## GOAL OF THE EXERCISE
Search the records for "Bauxite" and copy each line that holds it.

## RECORDS SUPPLIED
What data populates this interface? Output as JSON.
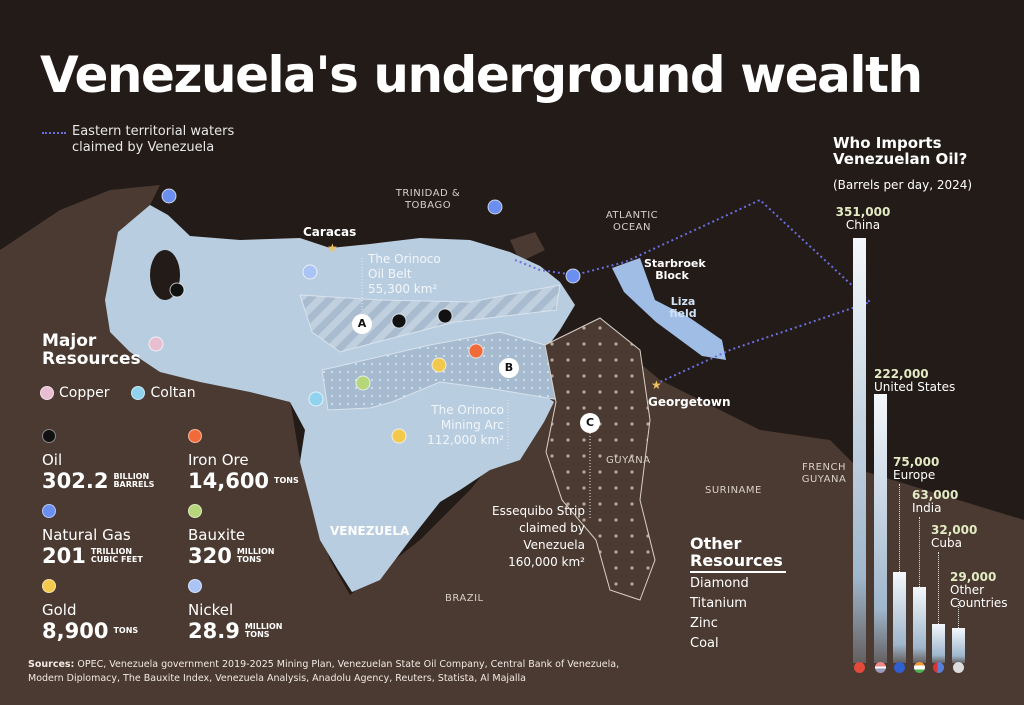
{
  "title": "Venezuela's underground wealth",
  "legend_line": "Eastern territorial waters claimed by Venezuela",
  "map_labels": {
    "caracas": "Caracas",
    "trinidad": "TRINIDAD & TOBAGO",
    "atlantic": "ATLANTIC OCEAN",
    "starbroek": "Starbroek Block",
    "liza": "Liza field",
    "georgetown": "Georgetown",
    "guyana": "GUYANA",
    "suriname": "SURINAME",
    "french_guyana": "FRENCH GUYANA",
    "brazil": "BRAZIL",
    "venezuela": "VENEZUELA",
    "oil_belt": {
      "name1": "The Orinoco",
      "name2": "Oil Belt",
      "area": "55,300 km²",
      "badge": "A"
    },
    "mining_arc": {
      "name1": "The Orinoco",
      "name2": "Mining Arc",
      "area": "112,000 km²",
      "badge": "B"
    },
    "essequibo": {
      "name1": "Essequibo Strip",
      "name2": "claimed by Venezuela",
      "area": "160,000 km²",
      "badge": "C"
    }
  },
  "major_resources": {
    "title": "Major Resources",
    "chips": [
      {
        "name": "Copper",
        "color": "#e8bfd0"
      },
      {
        "name": "Coltan",
        "color": "#8fd3ee"
      }
    ],
    "items": [
      {
        "name": "Oil",
        "value": "302.2",
        "unit": "BILLION BARRELS",
        "color": "#111111"
      },
      {
        "name": "Iron Ore",
        "value": "14,600",
        "unit": "TONS",
        "color": "#f06a3a"
      },
      {
        "name": "Natural Gas",
        "value": "201",
        "unit": "TRILLION CUBIC FEET",
        "color": "#6b8ff0"
      },
      {
        "name": "Bauxite",
        "value": "320",
        "unit": "MILLION TONS",
        "color": "#b5d67a"
      },
      {
        "name": "Gold",
        "value": "8,900",
        "unit": "TONS",
        "color": "#f2c94c"
      },
      {
        "name": "Nickel",
        "value": "28.9",
        "unit": "MILLION TONS",
        "color": "#a9c4f5"
      }
    ]
  },
  "other_resources": {
    "title": "Other Resources",
    "items": [
      "Diamond",
      "Titanium",
      "Zinc",
      "Coal"
    ]
  },
  "chart_data": {
    "type": "bar",
    "title": "Who Imports Venezuelan Oil?",
    "subtitle": "(Barrels per day, 2024)",
    "categories": [
      "China",
      "United States",
      "Europe",
      "India",
      "Cuba",
      "Other Countries"
    ],
    "values": [
      351000,
      222000,
      75000,
      63000,
      32000,
      29000
    ],
    "labels": [
      "351,000",
      "222,000",
      "75,000",
      "63,000",
      "32,000",
      "29,000"
    ],
    "flags": [
      "china-flag",
      "usa-flag",
      "eu-flag",
      "india-flag",
      "cuba-flag",
      "other-flag"
    ]
  },
  "sources": {
    "label": "Sources:",
    "text": "OPEC, Venezuela government 2019-2025 Mining Plan, Venezuelan State Oil Company, Central Bank of Venezuela, Modern Diplomacy, The Bauxite Index, Venezuela Analysis, Anadolu Agency, Reuters, Statista, Al Majalla"
  }
}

## THE RESPONSE
        "name": "Bauxite",
    "text": "OPEC, Venezuela government 2019-2025 Mining Plan, Venezuelan State Oil Company, Central Bank of Venezuela, Modern Diplomacy, The Bauxite Index, Venezuela Analysis, Anadolu Agency, Reuters, Statista, Al Majalla"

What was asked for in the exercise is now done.